--- start Input data ---

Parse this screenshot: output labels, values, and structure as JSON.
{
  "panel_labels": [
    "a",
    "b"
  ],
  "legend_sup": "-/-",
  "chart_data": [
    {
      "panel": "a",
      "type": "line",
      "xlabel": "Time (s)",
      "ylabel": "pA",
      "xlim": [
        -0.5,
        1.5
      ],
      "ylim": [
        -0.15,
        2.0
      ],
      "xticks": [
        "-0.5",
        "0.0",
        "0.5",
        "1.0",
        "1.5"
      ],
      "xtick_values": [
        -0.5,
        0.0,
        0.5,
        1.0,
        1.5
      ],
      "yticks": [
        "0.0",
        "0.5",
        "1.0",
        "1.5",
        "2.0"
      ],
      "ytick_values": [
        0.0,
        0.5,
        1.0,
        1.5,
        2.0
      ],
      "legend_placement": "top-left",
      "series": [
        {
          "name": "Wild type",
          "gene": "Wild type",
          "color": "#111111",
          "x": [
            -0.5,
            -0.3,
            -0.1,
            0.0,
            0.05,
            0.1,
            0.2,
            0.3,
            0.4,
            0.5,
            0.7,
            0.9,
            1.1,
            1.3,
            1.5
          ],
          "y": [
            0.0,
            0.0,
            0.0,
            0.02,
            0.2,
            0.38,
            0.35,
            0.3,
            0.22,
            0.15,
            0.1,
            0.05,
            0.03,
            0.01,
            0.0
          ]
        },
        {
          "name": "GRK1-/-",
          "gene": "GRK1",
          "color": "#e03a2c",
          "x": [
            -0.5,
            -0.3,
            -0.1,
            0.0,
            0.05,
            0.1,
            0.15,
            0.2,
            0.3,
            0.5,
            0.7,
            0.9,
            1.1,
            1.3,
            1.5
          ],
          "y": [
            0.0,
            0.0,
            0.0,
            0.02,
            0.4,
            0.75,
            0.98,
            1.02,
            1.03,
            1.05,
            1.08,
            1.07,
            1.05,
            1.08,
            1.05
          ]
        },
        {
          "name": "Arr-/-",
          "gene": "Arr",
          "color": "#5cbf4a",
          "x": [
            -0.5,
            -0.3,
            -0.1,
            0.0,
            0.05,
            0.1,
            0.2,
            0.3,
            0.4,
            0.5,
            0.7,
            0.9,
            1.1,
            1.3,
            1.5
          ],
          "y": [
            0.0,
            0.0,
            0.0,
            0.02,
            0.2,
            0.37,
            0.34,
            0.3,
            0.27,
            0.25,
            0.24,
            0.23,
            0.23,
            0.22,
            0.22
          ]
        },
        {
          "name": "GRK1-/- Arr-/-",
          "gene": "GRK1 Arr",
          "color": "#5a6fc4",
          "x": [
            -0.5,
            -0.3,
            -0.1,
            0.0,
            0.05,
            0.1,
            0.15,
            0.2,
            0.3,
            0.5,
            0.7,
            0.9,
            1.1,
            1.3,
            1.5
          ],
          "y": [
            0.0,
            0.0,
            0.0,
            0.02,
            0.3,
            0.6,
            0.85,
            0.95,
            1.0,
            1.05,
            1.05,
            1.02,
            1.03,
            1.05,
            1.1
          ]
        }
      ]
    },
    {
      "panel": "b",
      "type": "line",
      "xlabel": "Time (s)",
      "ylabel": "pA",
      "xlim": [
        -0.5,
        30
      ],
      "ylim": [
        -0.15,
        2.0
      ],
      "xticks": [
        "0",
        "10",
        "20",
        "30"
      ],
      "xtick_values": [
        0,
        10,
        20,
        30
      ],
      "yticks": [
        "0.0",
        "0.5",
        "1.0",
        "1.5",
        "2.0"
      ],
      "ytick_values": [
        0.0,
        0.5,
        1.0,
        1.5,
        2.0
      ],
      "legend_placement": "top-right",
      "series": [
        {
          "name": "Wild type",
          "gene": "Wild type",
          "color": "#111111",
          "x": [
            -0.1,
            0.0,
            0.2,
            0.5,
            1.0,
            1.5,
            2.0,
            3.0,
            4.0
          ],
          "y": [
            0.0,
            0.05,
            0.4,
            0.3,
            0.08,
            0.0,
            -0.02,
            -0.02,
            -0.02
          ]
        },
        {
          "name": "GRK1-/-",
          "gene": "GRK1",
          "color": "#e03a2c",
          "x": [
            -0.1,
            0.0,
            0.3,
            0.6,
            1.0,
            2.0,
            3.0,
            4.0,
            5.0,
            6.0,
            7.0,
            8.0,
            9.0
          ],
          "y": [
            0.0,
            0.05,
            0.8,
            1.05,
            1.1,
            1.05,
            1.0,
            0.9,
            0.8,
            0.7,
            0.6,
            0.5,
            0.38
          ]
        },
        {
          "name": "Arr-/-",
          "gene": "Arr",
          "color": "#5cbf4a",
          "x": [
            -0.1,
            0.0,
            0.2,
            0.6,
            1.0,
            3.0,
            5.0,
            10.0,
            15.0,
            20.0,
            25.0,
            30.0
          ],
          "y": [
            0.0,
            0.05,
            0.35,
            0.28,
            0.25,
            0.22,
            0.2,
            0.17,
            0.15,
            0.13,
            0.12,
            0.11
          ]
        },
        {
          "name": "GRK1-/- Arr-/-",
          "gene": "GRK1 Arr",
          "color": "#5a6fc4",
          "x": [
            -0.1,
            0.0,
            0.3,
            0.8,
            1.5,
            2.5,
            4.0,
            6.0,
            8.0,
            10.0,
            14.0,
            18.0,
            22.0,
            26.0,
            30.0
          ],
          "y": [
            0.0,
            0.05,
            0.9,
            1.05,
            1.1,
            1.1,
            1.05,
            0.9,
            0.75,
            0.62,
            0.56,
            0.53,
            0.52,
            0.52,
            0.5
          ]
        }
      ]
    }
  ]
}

--- end Input data ---

Extract every entry in the listing word for word.

Parse this screenshot: output labels, values, and structure as JSON.
{
  "panel_labels": [
    "a",
    "b"
  ],
  "legend_sup": "-/-",
  "chart_data": [
    {
      "panel": "a",
      "type": "line",
      "xlabel": "Time (s)",
      "ylabel": "pA",
      "xlim": [
        -0.5,
        1.5
      ],
      "ylim": [
        -0.15,
        2.0
      ],
      "xticks": [
        "-0.5",
        "0.0",
        "0.5",
        "1.0",
        "1.5"
      ],
      "xtick_values": [
        -0.5,
        0.0,
        0.5,
        1.0,
        1.5
      ],
      "yticks": [
        "0.0",
        "0.5",
        "1.0",
        "1.5",
        "2.0"
      ],
      "ytick_values": [
        0.0,
        0.5,
        1.0,
        1.5,
        2.0
      ],
      "legend_placement": "top-left",
      "series": [
        {
          "name": "Wild type",
          "gene": "Wild type",
          "color": "#111111",
          "x": [
            -0.5,
            -0.3,
            -0.1,
            0.0,
            0.05,
            0.1,
            0.2,
            0.3,
            0.4,
            0.5,
            0.7,
            0.9,
            1.1,
            1.3,
            1.5
          ],
          "y": [
            0.0,
            0.0,
            0.0,
            0.02,
            0.2,
            0.38,
            0.35,
            0.3,
            0.22,
            0.15,
            0.1,
            0.05,
            0.03,
            0.01,
            0.0
          ]
        },
        {
          "name": "GRK1-/-",
          "gene": "GRK1",
          "color": "#e03a2c",
          "x": [
            -0.5,
            -0.3,
            -0.1,
            0.0,
            0.05,
            0.1,
            0.15,
            0.2,
            0.3,
            0.5,
            0.7,
            0.9,
            1.1,
            1.3,
            1.5
          ],
          "y": [
            0.0,
            0.0,
            0.0,
            0.02,
            0.4,
            0.75,
            0.98,
            1.02,
            1.03,
            1.05,
            1.08,
            1.07,
            1.05,
            1.08,
            1.05
          ]
        },
        {
          "name": "Arr-/-",
          "gene": "Arr",
          "color": "#5cbf4a",
          "x": [
            -0.5,
            -0.3,
            -0.1,
            0.0,
            0.05,
            0.1,
            0.2,
            0.3,
            0.4,
            0.5,
            0.7,
            0.9,
            1.1,
            1.3,
            1.5
          ],
          "y": [
            0.0,
            0.0,
            0.0,
            0.02,
            0.2,
            0.37,
            0.34,
            0.3,
            0.27,
            0.25,
            0.24,
            0.23,
            0.23,
            0.22,
            0.22
          ]
        },
        {
          "name": "GRK1-/- Arr-/-",
          "gene": "GRK1 Arr",
          "color": "#5a6fc4",
          "x": [
            -0.5,
            -0.3,
            -0.1,
            0.0,
            0.05,
            0.1,
            0.15,
            0.2,
            0.3,
            0.5,
            0.7,
            0.9,
            1.1,
            1.3,
            1.5
          ],
          "y": [
            0.0,
            0.0,
            0.0,
            0.02,
            0.3,
            0.6,
            0.85,
            0.95,
            1.0,
            1.05,
            1.05,
            1.02,
            1.03,
            1.05,
            1.1
          ]
        }
      ]
    },
    {
      "panel": "b",
      "type": "line",
      "xlabel": "Time (s)",
      "ylabel": "pA",
      "xlim": [
        -0.5,
        30
      ],
      "ylim": [
        -0.15,
        2.0
      ],
      "xticks": [
        "0",
        "10",
        "20",
        "30"
      ],
      "xtick_values": [
        0,
        10,
        20,
        30
      ],
      "yticks": [
        "0.0",
        "0.5",
        "1.0",
        "1.5",
        "2.0"
      ],
      "ytick_values": [
        0.0,
        0.5,
        1.0,
        1.5,
        2.0
      ],
      "legend_placement": "top-right",
      "series": [
        {
          "name": "Wild type",
          "gene": "Wild type",
          "color": "#111111",
          "x": [
            -0.1,
            0.0,
            0.2,
            0.5,
            1.0,
            1.5,
            2.0,
            3.0,
            4.0
          ],
          "y": [
            0.0,
            0.05,
            0.4,
            0.3,
            0.08,
            0.0,
            -0.02,
            -0.02,
            -0.02
          ]
        },
        {
          "name": "GRK1-/-",
          "gene": "GRK1",
          "color": "#e03a2c",
          "x": [
            -0.1,
            0.0,
            0.3,
            0.6,
            1.0,
            2.0,
            3.0,
            4.0,
            5.0,
            6.0,
            7.0,
            8.0,
            9.0
          ],
          "y": [
            0.0,
            0.05,
            0.8,
            1.05,
            1.1,
            1.05,
            1.0,
            0.9,
            0.8,
            0.7,
            0.6,
            0.5,
            0.38
          ]
        },
        {
          "name": "Arr-/-",
          "gene": "Arr",
          "color": "#5cbf4a",
          "x": [
            -0.1,
            0.0,
            0.2,
            0.6,
            1.0,
            3.0,
            5.0,
            10.0,
            15.0,
            20.0,
            25.0,
            30.0
          ],
          "y": [
            0.0,
            0.05,
            0.35,
            0.28,
            0.25,
            0.22,
            0.2,
            0.17,
            0.15,
            0.13,
            0.12,
            0.11
          ]
        },
        {
          "name": "GRK1-/- Arr-/-",
          "gene": "GRK1 Arr",
          "color": "#5a6fc4",
          "x": [
            -0.1,
            0.0,
            0.3,
            0.8,
            1.5,
            2.5,
            4.0,
            6.0,
            8.0,
            10.0,
            14.0,
            18.0,
            22.0,
            26.0,
            30.0
          ],
          "y": [
            0.0,
            0.05,
            0.9,
            1.05,
            1.1,
            1.1,
            1.05,
            0.9,
            0.75,
            0.62,
            0.56,
            0.53,
            0.52,
            0.52,
            0.5
          ]
        }
      ]
    }
  ]
}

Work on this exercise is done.